**Instructions to follow:**
Copy all of the material below, substituting "widget-options-button" for every instance of "widget-menu-button" and leaving everything else unchanged.
◇ ◇ ◇ ◇
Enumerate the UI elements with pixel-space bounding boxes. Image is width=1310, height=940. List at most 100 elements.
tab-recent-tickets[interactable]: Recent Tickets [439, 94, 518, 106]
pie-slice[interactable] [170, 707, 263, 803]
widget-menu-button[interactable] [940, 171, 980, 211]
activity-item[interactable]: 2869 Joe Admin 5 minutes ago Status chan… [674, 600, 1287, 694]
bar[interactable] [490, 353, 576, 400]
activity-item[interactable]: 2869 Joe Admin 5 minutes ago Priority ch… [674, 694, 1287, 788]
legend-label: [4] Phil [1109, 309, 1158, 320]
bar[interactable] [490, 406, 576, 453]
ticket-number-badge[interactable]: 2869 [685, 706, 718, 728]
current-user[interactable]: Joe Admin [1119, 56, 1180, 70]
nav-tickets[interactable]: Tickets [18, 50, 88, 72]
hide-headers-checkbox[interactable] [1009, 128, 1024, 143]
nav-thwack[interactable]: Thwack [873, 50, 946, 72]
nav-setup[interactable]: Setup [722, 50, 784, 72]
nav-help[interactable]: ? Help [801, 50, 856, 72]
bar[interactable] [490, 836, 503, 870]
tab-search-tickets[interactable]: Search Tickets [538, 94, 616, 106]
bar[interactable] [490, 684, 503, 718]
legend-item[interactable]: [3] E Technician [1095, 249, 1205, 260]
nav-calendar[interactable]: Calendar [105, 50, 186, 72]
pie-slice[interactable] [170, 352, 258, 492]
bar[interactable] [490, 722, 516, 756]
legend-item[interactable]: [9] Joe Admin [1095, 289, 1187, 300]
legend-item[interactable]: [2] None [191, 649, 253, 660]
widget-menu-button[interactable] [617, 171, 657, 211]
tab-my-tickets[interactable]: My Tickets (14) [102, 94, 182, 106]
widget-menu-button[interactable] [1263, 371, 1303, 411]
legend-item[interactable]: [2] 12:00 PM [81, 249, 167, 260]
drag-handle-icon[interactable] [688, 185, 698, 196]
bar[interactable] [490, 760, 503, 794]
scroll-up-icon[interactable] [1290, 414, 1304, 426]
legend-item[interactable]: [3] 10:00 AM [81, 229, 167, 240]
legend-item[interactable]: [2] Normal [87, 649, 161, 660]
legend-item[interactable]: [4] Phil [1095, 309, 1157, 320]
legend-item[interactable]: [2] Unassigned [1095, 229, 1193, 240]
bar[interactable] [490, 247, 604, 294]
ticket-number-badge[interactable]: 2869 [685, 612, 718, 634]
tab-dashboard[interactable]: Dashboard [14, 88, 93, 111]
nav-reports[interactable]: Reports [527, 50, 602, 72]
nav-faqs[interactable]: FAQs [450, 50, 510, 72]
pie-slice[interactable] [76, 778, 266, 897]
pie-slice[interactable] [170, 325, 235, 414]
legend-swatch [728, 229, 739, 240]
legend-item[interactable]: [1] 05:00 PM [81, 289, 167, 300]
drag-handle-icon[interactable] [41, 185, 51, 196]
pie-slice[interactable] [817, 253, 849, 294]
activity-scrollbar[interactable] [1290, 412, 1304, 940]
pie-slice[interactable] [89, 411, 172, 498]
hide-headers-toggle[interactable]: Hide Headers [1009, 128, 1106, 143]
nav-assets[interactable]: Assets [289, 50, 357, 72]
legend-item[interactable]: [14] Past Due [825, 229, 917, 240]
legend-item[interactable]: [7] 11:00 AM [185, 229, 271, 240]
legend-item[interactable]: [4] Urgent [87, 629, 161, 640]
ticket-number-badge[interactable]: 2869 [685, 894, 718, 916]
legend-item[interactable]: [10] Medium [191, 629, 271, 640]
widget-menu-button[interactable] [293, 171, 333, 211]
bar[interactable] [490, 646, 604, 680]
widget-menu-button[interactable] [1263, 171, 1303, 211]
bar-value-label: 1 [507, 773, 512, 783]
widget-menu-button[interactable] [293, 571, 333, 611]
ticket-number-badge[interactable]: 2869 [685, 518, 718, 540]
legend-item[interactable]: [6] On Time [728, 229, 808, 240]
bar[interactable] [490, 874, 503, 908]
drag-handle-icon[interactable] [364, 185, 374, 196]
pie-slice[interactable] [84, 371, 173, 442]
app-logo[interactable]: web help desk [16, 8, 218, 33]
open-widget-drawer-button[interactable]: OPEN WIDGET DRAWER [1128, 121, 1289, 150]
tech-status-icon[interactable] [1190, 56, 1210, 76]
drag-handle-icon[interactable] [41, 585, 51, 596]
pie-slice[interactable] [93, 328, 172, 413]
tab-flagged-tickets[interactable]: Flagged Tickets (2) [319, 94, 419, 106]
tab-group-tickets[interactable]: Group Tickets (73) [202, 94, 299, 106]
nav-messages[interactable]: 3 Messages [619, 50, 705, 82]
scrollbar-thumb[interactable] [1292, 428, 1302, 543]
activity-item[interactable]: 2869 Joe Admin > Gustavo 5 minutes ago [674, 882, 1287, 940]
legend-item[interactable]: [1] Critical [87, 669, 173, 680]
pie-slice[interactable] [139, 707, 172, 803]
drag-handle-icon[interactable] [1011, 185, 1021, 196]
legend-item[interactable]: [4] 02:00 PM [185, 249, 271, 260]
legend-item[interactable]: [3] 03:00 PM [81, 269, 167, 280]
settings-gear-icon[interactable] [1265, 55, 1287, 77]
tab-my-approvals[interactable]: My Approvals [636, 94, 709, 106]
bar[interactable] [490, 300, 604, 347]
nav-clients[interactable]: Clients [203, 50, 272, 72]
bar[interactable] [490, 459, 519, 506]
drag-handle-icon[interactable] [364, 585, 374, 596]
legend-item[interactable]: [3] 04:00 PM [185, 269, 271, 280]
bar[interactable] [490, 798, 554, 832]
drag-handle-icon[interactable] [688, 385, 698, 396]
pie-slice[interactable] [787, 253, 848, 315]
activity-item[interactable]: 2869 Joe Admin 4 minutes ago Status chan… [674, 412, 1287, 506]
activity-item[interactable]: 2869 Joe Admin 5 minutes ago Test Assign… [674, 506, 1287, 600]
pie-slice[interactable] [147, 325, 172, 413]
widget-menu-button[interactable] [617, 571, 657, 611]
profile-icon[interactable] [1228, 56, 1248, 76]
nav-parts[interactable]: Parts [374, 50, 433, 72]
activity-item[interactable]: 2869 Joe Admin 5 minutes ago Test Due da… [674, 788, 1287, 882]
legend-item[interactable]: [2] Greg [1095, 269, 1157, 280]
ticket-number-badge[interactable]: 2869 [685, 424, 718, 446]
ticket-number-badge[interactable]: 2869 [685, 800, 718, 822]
◇ ◇ ◇ ◇
**Expected answer:**
Enumerate the UI elements with pixel-space bounding boxes. Image is width=1310, height=940. List at most 100 elements.
tab-recent-tickets[interactable]: Recent Tickets [439, 94, 518, 106]
pie-slice[interactable] [170, 707, 263, 803]
widget-options-button[interactable] [940, 171, 980, 211]
activity-item[interactable]: 2869 Joe Admin 5 minutes ago Status chan… [674, 600, 1287, 694]
bar[interactable] [490, 353, 576, 400]
activity-item[interactable]: 2869 Joe Admin 5 minutes ago Priority ch… [674, 694, 1287, 788]
legend-label: [4] Phil [1109, 309, 1158, 320]
bar[interactable] [490, 406, 576, 453]
ticket-number-badge[interactable]: 2869 [685, 706, 718, 728]
current-user[interactable]: Joe Admin [1119, 56, 1180, 70]
nav-tickets[interactable]: Tickets [18, 50, 88, 72]
hide-headers-checkbox[interactable] [1009, 128, 1024, 143]
nav-thwack[interactable]: Thwack [873, 50, 946, 72]
nav-setup[interactable]: Setup [722, 50, 784, 72]
nav-help[interactable]: ? Help [801, 50, 856, 72]
bar[interactable] [490, 836, 503, 870]
tab-search-tickets[interactable]: Search Tickets [538, 94, 616, 106]
bar[interactable] [490, 684, 503, 718]
legend-item[interactable]: [3] E Technician [1095, 249, 1205, 260]
nav-calendar[interactable]: Calendar [105, 50, 186, 72]
pie-slice[interactable] [170, 352, 258, 492]
bar[interactable] [490, 722, 516, 756]
legend-item[interactable]: [9] Joe Admin [1095, 289, 1187, 300]
legend-item[interactable]: [2] None [191, 649, 253, 660]
widget-options-button[interactable] [617, 171, 657, 211]
tab-my-tickets[interactable]: My Tickets (14) [102, 94, 182, 106]
widget-options-button[interactable] [1263, 371, 1303, 411]
legend-item[interactable]: [2] 12:00 PM [81, 249, 167, 260]
drag-handle-icon[interactable] [688, 185, 698, 196]
bar[interactable] [490, 760, 503, 794]
scroll-up-icon[interactable] [1290, 414, 1304, 426]
legend-item[interactable]: [3] 10:00 AM [81, 229, 167, 240]
legend-item[interactable]: [2] Normal [87, 649, 161, 660]
legend-item[interactable]: [4] Phil [1095, 309, 1157, 320]
legend-item[interactable]: [2] Unassigned [1095, 229, 1193, 240]
bar[interactable] [490, 247, 604, 294]
ticket-number-badge[interactable]: 2869 [685, 612, 718, 634]
tab-dashboard[interactable]: Dashboard [14, 88, 93, 111]
nav-reports[interactable]: Reports [527, 50, 602, 72]
nav-faqs[interactable]: FAQs [450, 50, 510, 72]
pie-slice[interactable] [76, 778, 266, 897]
pie-slice[interactable] [170, 325, 235, 414]
legend-swatch [728, 229, 739, 240]
legend-item[interactable]: [1] 05:00 PM [81, 289, 167, 300]
drag-handle-icon[interactable] [41, 185, 51, 196]
pie-slice[interactable] [817, 253, 849, 294]
activity-scrollbar[interactable] [1290, 412, 1304, 940]
pie-slice[interactable] [89, 411, 172, 498]
hide-headers-toggle[interactable]: Hide Headers [1009, 128, 1106, 143]
nav-assets[interactable]: Assets [289, 50, 357, 72]
legend-item[interactable]: [14] Past Due [825, 229, 917, 240]
legend-item[interactable]: [7] 11:00 AM [185, 229, 271, 240]
legend-item[interactable]: [4] Urgent [87, 629, 161, 640]
ticket-number-badge[interactable]: 2869 [685, 894, 718, 916]
legend-item[interactable]: [10] Medium [191, 629, 271, 640]
widget-options-button[interactable] [293, 171, 333, 211]
bar[interactable] [490, 646, 604, 680]
widget-options-button[interactable] [1263, 171, 1303, 211]
bar-value-label: 1 [507, 773, 512, 783]
widget-options-button[interactable] [293, 571, 333, 611]
ticket-number-badge[interactable]: 2869 [685, 518, 718, 540]
legend-item[interactable]: [6] On Time [728, 229, 808, 240]
bar[interactable] [490, 874, 503, 908]
drag-handle-icon[interactable] [364, 185, 374, 196]
pie-slice[interactable] [84, 371, 173, 442]
app-logo[interactable]: web help desk [16, 8, 218, 33]
open-widget-drawer-button[interactable]: OPEN WIDGET DRAWER [1128, 121, 1289, 150]
tech-status-icon[interactable] [1190, 56, 1210, 76]
drag-handle-icon[interactable] [41, 585, 51, 596]
pie-slice[interactable] [93, 328, 172, 413]
tab-flagged-tickets[interactable]: Flagged Tickets (2) [319, 94, 419, 106]
tab-group-tickets[interactable]: Group Tickets (73) [202, 94, 299, 106]
nav-messages[interactable]: 3 Messages [619, 50, 705, 82]
scrollbar-thumb[interactable] [1292, 428, 1302, 543]
activity-item[interactable]: 2869 Joe Admin > Gustavo 5 minutes ago [674, 882, 1287, 940]
legend-item[interactable]: [1] Critical [87, 669, 173, 680]
pie-slice[interactable] [139, 707, 172, 803]
drag-handle-icon[interactable] [1011, 185, 1021, 196]
legend-item[interactable]: [4] 02:00 PM [185, 249, 271, 260]
legend-item[interactable]: [3] 03:00 PM [81, 269, 167, 280]
settings-gear-icon[interactable] [1265, 55, 1287, 77]
tab-my-approvals[interactable]: My Approvals [636, 94, 709, 106]
bar[interactable] [490, 300, 604, 347]
nav-clients[interactable]: Clients [203, 50, 272, 72]
bar[interactable] [490, 459, 519, 506]
drag-handle-icon[interactable] [364, 585, 374, 596]
legend-item[interactable]: [3] 04:00 PM [185, 269, 271, 280]
bar[interactable] [490, 798, 554, 832]
drag-handle-icon[interactable] [688, 385, 698, 396]
pie-slice[interactable] [787, 253, 848, 315]
activity-item[interactable]: 2869 Joe Admin 4 minutes ago Status chan… [674, 412, 1287, 506]
activity-item[interactable]: 2869 Joe Admin 5 minutes ago Test Assign… [674, 506, 1287, 600]
pie-slice[interactable] [147, 325, 172, 413]
widget-options-button[interactable] [617, 571, 657, 611]
profile-icon[interactable] [1228, 56, 1248, 76]
nav-parts[interactable]: Parts [374, 50, 433, 72]
activity-item[interactable]: 2869 Joe Admin 5 minutes ago Test Due da… [674, 788, 1287, 882]
legend-item[interactable]: [2] Greg [1095, 269, 1157, 280]
ticket-number-badge[interactable]: 2869 [685, 424, 718, 446]
ticket-number-badge[interactable]: 2869 [685, 800, 718, 822]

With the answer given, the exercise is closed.